Set exercise: Leave every picture out and write out the records below exactly.

Data for processing:
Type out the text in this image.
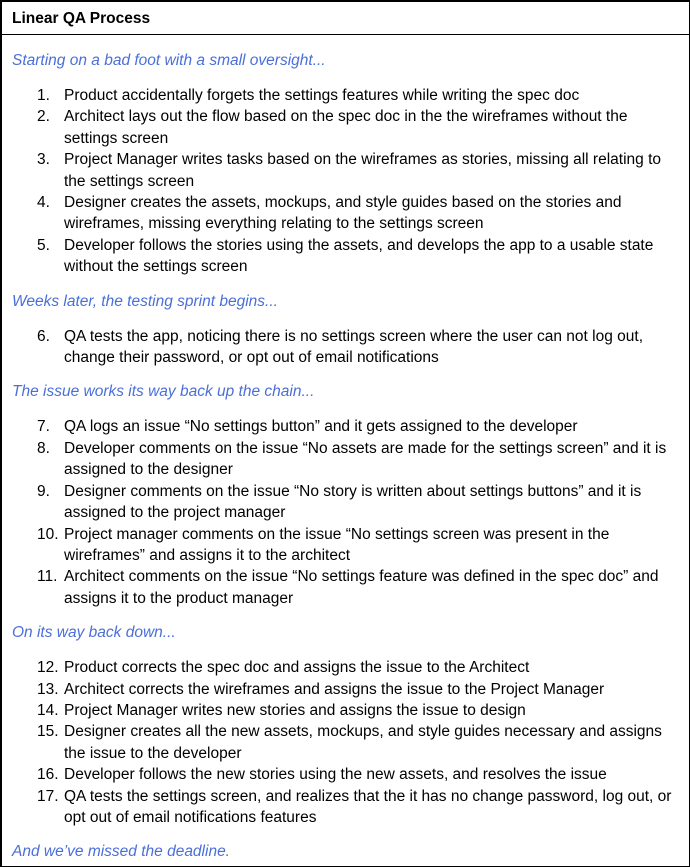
Linear QA Process

Starting on a bad foot with a small oversight...

1. Product accidentally forgets the settings features while writing the spec doc
2. Architect lays out the flow based on the spec doc in the the wireframes without the settings screen
3. Project Manager writes tasks based on the wireframes as stories, missing all relating to the settings screen
4. Designer creates the assets, mockups, and style guides based on the stories and wireframes, missing everything relating to the settings screen
5. Developer follows the stories using the assets, and develops the app to a usable state without the settings screen

Weeks later, the testing sprint begins...

6. QA tests the app, noticing there is no settings screen where the user can not log out, change their password, or opt out of email notifications

The issue works its way back up the chain...

7. QA logs an issue “No settings button” and it gets assigned to the developer
8. Developer comments on the issue “No assets are made for the settings screen” and it is assigned to the designer
9. Designer comments on the issue “No story is written about settings buttons” and it is assigned to the project manager
10. Project manager comments on the issue “No settings screen was present in the wireframes” and assigns it to the architect
11. Architect comments on the issue “No settings feature was defined in the spec doc” and assigns it to the product manager

On its way back down...

12. Product corrects the spec doc and assigns the issue to the Architect
13. Architect corrects the wireframes and assigns the issue to the Project Manager
14. Project Manager writes new stories and assigns the issue to design
15. Designer creates all the new assets, mockups, and style guides necessary and assigns the issue to the developer
16. Developer follows the new stories using the new assets, and resolves the issue
17. QA tests the settings screen, and realizes that the it has no change password, log out, or opt out of email notifications features

And we’ve missed the deadline.
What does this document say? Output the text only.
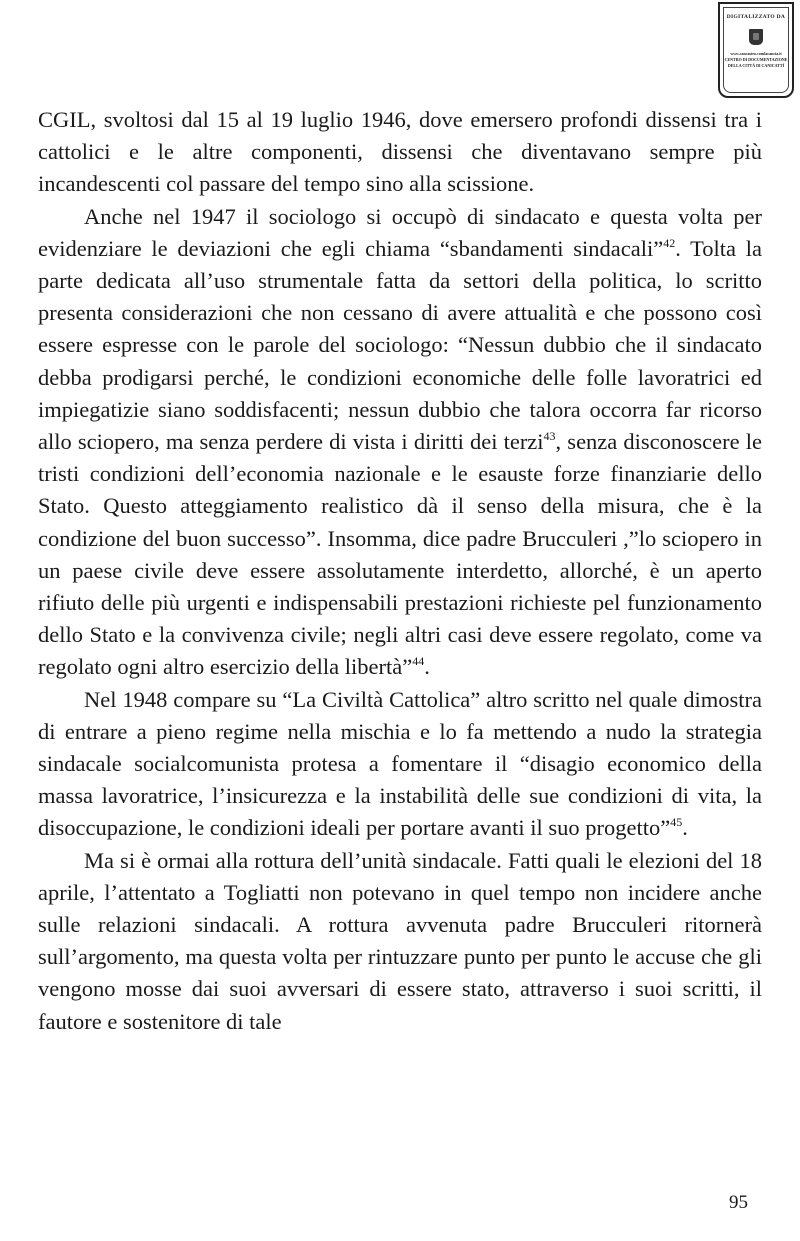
DIGITALIZZATO DA
www.cancastro.comlacancia.it
CENTRO DI DOCUMENTAZIONE
DELLA CITTÀ DI CANICATTÌ

CGIL, svoltosi dal 15 al 19 luglio 1946, dove emersero profondi dissensi tra i cattolici e le altre componenti, dissensi che diventavano sempre più incandescenti col passare del tempo sino alla scissione.

Anche nel 1947 il sociologo si occupò di sindacato e questa volta per evidenziare le deviazioni che egli chiama “sbandamenti sindacali”$^{42}$. Tolta la parte dedicata all’uso strumentale fatta da settori della politica, lo scritto presenta considerazioni che non cessano di avere attualità e che possono così essere espresse con le parole del sociologo: “Nessun dubbio che il sindacato debba prodigarsi perché, le condizioni economiche delle folle lavoratrici ed impiegatizie siano soddisfacenti; nessun dubbio che talora occorra far ricorso allo sciopero, ma senza perdere di vista i diritti dei terzi$^{43}$, senza disconoscere le tristi condizioni dell’economia nazionale e le esauste forze finanziarie dello Stato. Questo atteggiamento realistico dà il senso della misura, che è la condizione del buon successo”. Insomma, dice padre Brucculeri ,”lo sciopero in un paese civile deve essere assolutamente interdetto, allorché, è un aperto rifiuto delle più urgenti e indispensabili prestazioni richieste pel funzionamento dello Stato e la convivenza civile; negli altri casi deve essere regolato, come va regolato ogni altro esercizio della libertà”$^{44}$.

Nel 1948 compare su “La Civiltà Cattolica” altro scritto nel quale dimostra di entrare a pieno regime nella mischia e lo fa mettendo a nudo la strategia sindacale socialcomunista protesa a fomentare il “disagio economico della massa lavoratrice, l’insicurezza e la instabilità delle sue condizioni di vita, la disoccupazione, le condizioni ideali per portare avanti il suo progetto”$^{45}$.

Ma si è ormai alla rottura dell’unità sindacale. Fatti quali le elezioni del 18 aprile, l’attentato a Togliatti non potevano in quel tempo non incidere anche sulle relazioni sindacali. A rottura avvenuta padre Brucculeri ritornerà sull’argomento, ma questa volta per rintuzzare punto per punto le accuse che gli vengono mosse dai suoi avversari di essere stato, attraverso i suoi scritti, il fautore e sostenitore di tale

95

Finished exercise:
Type out the text in this image.
Linear QA Process

Starting on a bad foot with a small oversight...

1. Product accidentally forgets the settings features while writing the spec doc
2. Architect lays out the flow based on the spec doc in the the wireframes without the settings screen
3. Project Manager writes tasks based on the wireframes as stories, missing all relating to the settings screen
4. Designer creates the assets, mockups, and style guides based on the stories and wireframes, missing everything relating to the settings screen
5. Developer follows the stories using the assets, and develops the app to a usable state without the settings screen

Weeks later, the testing sprint begins...

6. QA tests the app, noticing there is no settings screen where the user can not log out, change their password, or opt out of email notifications

The issue works its way back up the chain...

7. QA logs an issue “No settings button” and it gets assigned to the developer
8. Developer comments on the issue “No assets are made for the settings screen” and it is assigned to the designer
9. Designer comments on the issue “No story is written about settings buttons” and it is assigned to the project manager
10. Project manager comments on the issue “No settings screen was present in the wireframes” and assigns it to the architect
11. Architect comments on the issue “No settings feature was defined in the spec doc” and assigns it to the product manager

On its way back down...

12. Product corrects the spec doc and assigns the issue to the Architect
13. Architect corrects the wireframes and assigns the issue to the Project Manager
14. Project Manager writes new stories and assigns the issue to design
15. Designer creates all the new assets, mockups, and style guides necessary and assigns the issue to the developer
16. Developer follows the new stories using the new assets, and resolves the issue
17. QA tests the settings screen, and realizes that the it has no change password, log out, or opt out of email notifications features

And we’ve missed the deadline.
What does this document say? Output the text only.
DIGITALIZZATO DA
www.cancastro.comlacancia.it
CENTRO DI DOCUMENTAZIONE
DELLA CITTÀ DI CANICATTÌ

CGIL, svoltosi dal 15 al 19 luglio 1946, dove emersero profondi dissensi tra i cattolici e le altre componenti, dissensi che diventavano sempre più incandescenti col passare del tempo sino alla scissione.

Anche nel 1947 il sociologo si occupò di sindacato e questa volta per evidenziare le deviazioni che egli chiama “sbandamenti sindacali”$^{42}$. Tolta la parte dedicata all’uso strumentale fatta da settori della politica, lo scritto presenta considerazioni che non cessano di avere attualità e che possono così essere espresse con le parole del sociologo: “Nessun dubbio che il sindacato debba prodigarsi perché, le condizioni economiche delle folle lavoratrici ed impiegatizie siano soddisfacenti; nessun dubbio che talora occorra far ricorso allo sciopero, ma senza perdere di vista i diritti dei terzi$^{43}$, senza disconoscere le tristi condizioni dell’economia nazionale e le esauste forze finanziarie dello Stato. Questo atteggiamento realistico dà il senso della misura, che è la condizione del buon successo”. Insomma, dice padre Brucculeri ,”lo sciopero in un paese civile deve essere assolutamente interdetto, allorché, è un aperto rifiuto delle più urgenti e indispensabili prestazioni richieste pel funzionamento dello Stato e la convivenza civile; negli altri casi deve essere regolato, come va regolato ogni altro esercizio della libertà”$^{44}$.

Nel 1948 compare su “La Civiltà Cattolica” altro scritto nel quale dimostra di entrare a pieno regime nella mischia e lo fa mettendo a nudo la strategia sindacale socialcomunista protesa a fomentare il “disagio economico della massa lavoratrice, l’insicurezza e la instabilità delle sue condizioni di vita, la disoccupazione, le condizioni ideali per portare avanti il suo progetto”$^{45}$.

Ma si è ormai alla rottura dell’unità sindacale. Fatti quali le elezioni del 18 aprile, l’attentato a Togliatti non potevano in quel tempo non incidere anche sulle relazioni sindacali. A rottura avvenuta padre Brucculeri ritornerà sull’argomento, ma questa volta per rintuzzare punto per punto le accuse che gli vengono mosse dai suoi avversari di essere stato, attraverso i suoi scritti, il fautore e sostenitore di tale

95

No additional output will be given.